▶ Source data:
------------
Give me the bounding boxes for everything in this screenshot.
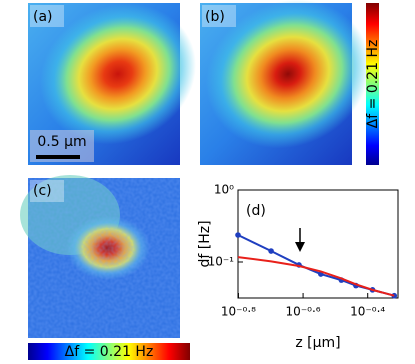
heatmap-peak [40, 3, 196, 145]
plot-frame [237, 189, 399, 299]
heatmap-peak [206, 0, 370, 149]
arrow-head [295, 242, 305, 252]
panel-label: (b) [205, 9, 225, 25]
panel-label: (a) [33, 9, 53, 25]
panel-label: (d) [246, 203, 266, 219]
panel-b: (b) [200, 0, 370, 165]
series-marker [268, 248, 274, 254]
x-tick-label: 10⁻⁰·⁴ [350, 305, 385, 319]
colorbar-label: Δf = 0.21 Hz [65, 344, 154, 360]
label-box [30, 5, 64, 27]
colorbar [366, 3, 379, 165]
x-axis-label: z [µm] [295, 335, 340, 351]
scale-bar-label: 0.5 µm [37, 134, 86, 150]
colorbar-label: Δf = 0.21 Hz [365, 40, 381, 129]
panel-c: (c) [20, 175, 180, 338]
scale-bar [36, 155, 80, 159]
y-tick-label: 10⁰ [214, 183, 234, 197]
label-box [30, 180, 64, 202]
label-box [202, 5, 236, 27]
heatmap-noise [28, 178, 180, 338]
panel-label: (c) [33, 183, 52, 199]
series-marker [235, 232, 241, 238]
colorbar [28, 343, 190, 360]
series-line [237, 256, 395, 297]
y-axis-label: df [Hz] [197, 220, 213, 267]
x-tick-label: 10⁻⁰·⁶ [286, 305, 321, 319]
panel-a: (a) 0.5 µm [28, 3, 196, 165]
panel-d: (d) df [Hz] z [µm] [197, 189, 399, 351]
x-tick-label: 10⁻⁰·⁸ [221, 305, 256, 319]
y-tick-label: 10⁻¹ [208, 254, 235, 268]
------------
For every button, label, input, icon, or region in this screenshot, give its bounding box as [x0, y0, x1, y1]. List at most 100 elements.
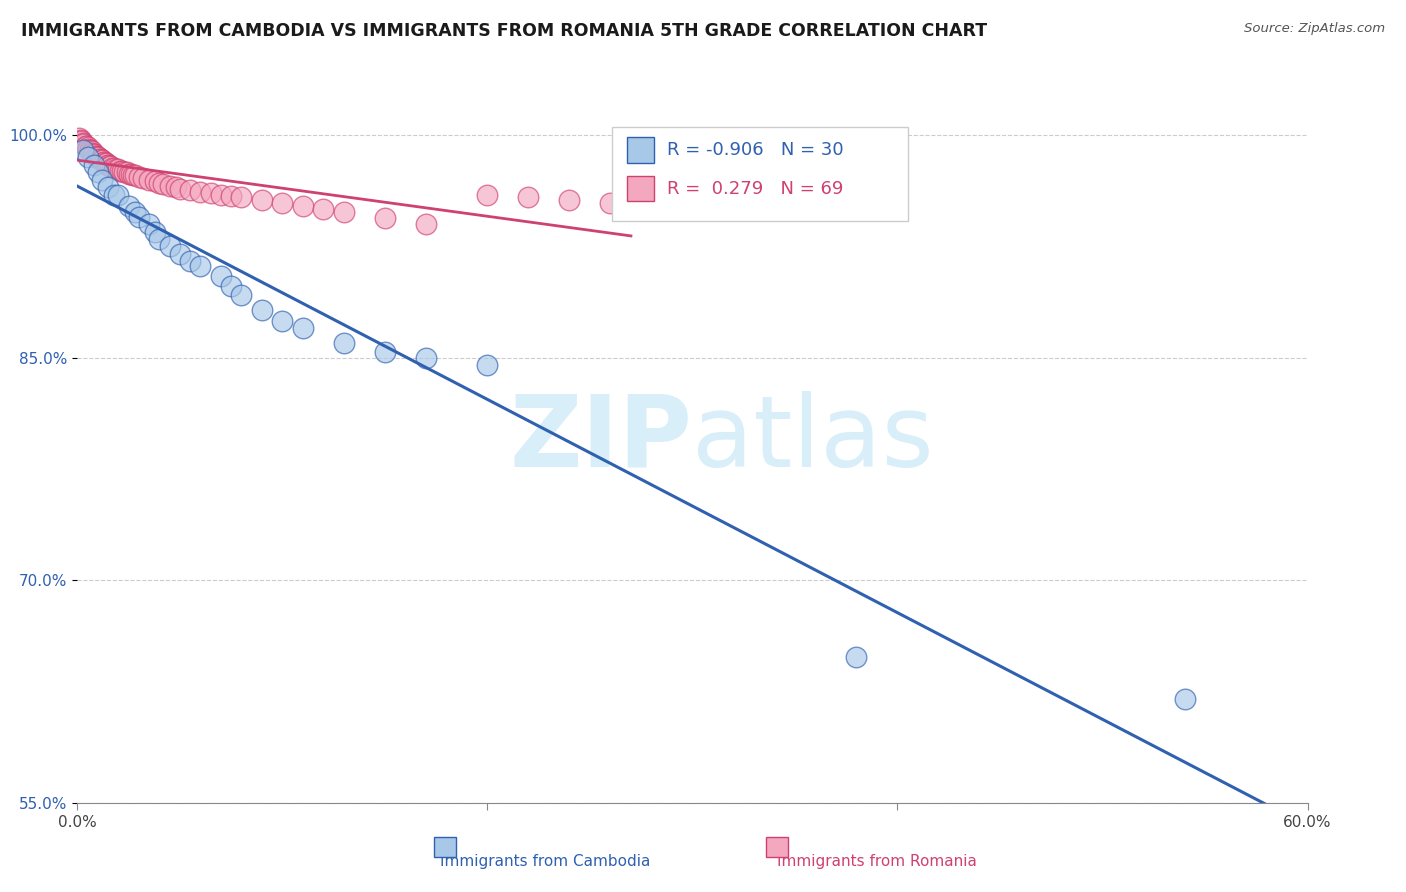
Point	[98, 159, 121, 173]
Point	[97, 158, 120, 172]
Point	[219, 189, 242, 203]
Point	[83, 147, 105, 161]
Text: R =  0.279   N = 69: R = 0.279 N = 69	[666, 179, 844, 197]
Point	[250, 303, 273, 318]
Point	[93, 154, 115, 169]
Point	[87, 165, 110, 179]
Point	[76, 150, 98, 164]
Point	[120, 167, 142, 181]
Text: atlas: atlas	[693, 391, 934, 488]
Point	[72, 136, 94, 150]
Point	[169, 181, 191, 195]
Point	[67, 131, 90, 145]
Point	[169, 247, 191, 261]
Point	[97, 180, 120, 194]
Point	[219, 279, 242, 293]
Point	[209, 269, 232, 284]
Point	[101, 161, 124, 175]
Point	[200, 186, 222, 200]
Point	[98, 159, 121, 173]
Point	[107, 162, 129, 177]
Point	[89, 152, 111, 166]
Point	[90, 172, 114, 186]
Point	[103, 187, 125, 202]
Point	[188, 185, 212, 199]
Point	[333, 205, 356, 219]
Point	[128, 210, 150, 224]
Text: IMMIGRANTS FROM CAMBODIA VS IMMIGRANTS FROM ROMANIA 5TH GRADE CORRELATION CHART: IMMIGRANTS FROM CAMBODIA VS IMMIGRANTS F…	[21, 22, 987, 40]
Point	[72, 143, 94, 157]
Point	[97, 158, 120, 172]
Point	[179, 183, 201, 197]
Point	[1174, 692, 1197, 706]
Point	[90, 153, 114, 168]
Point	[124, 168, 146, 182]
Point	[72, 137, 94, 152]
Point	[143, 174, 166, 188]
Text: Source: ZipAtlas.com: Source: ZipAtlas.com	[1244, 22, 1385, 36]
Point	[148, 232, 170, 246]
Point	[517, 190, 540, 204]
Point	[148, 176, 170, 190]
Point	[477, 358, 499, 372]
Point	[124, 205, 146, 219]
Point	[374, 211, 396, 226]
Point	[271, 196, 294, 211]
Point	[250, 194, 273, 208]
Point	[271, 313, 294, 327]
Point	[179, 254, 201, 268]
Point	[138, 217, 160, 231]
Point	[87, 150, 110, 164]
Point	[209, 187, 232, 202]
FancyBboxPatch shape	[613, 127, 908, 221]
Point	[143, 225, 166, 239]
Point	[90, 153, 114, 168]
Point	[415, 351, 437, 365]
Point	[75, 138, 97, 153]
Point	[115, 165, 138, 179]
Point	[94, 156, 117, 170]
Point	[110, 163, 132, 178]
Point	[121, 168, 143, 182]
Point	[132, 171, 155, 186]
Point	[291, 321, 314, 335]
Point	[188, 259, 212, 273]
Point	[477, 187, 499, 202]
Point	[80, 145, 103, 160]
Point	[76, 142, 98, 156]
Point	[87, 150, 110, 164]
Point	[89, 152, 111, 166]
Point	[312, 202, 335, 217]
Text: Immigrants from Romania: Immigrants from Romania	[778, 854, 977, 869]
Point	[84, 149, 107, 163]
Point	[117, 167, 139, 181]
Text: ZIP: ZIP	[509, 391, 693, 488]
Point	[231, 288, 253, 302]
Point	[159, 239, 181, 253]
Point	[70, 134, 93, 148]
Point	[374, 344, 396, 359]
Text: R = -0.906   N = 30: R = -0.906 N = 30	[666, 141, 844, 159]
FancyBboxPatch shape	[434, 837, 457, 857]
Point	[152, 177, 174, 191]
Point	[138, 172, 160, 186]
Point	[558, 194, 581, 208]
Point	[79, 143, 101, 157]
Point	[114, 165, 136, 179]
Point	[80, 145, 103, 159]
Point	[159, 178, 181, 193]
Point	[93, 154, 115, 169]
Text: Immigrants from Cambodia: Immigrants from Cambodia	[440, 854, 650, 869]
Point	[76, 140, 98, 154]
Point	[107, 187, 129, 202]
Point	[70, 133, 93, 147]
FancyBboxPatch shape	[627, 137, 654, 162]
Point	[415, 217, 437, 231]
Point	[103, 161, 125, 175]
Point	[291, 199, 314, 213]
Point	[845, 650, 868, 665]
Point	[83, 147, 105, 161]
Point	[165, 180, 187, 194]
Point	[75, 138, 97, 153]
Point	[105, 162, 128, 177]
------------
▶ What the task asks:
Render the lines from the one containing "heatmap-peak [40, 3, 196, 145]" through the one containing "series-marker [235, 232, 241, 238]", both included, as a Markdown table with an Index column numbering each row and a Text column holding the line, skipping any blank lines.

▶ The result:
| Index | Text |
|---|---|
| 1 | heatmap-peak [40, 3, 196, 145] |
| 2 | plot-frame [237, 189, 399, 299] |
| 3 | heatmap-peak [206, 0, 370, 149] |
| 4 | arrow-head [295, 242, 305, 252] |
| 5 | panel-label: (b) [205, 9, 225, 25] |
| 6 | panel-label: (a) [33, 9, 53, 25] |
| 7 | panel-label: (d) [246, 203, 266, 219] |
| 8 | panel-b: (b) [200, 0, 370, 165] |
| 9 | series-marker [268, 248, 274, 254] |
| 10 | x-tick-label: 10⁻⁰·⁴ [350, 305, 385, 319] |
| 11 | colorbar-label: Δf = 0.21 Hz [65, 344, 154, 360] |
| 12 | label-box [30, 5, 64, 27] |
| 13 | colorbar [366, 3, 379, 165] |
| 14 | x-axis-label: z [µm] [295, 335, 340, 351] |
| 15 | scale-bar-label: 0.5 µm [37, 134, 86, 150] |
| 16 | colorbar-label: Δf = 0.21 Hz [365, 40, 381, 129] |
| 17 | panel-c: (c) [20, 175, 180, 338] |
| 18 | scale-bar [36, 155, 80, 159] |
| 19 | y-tick-label: 10⁰ [214, 183, 234, 197] |
| 20 | label-box [30, 180, 64, 202] |
| 21 | label-box [202, 5, 236, 27] |
| 22 | heatmap-noise [28, 178, 180, 338] |
| 23 | panel-label: (c) [33, 183, 52, 199] |
| 24 | series-marker [235, 232, 241, 238] |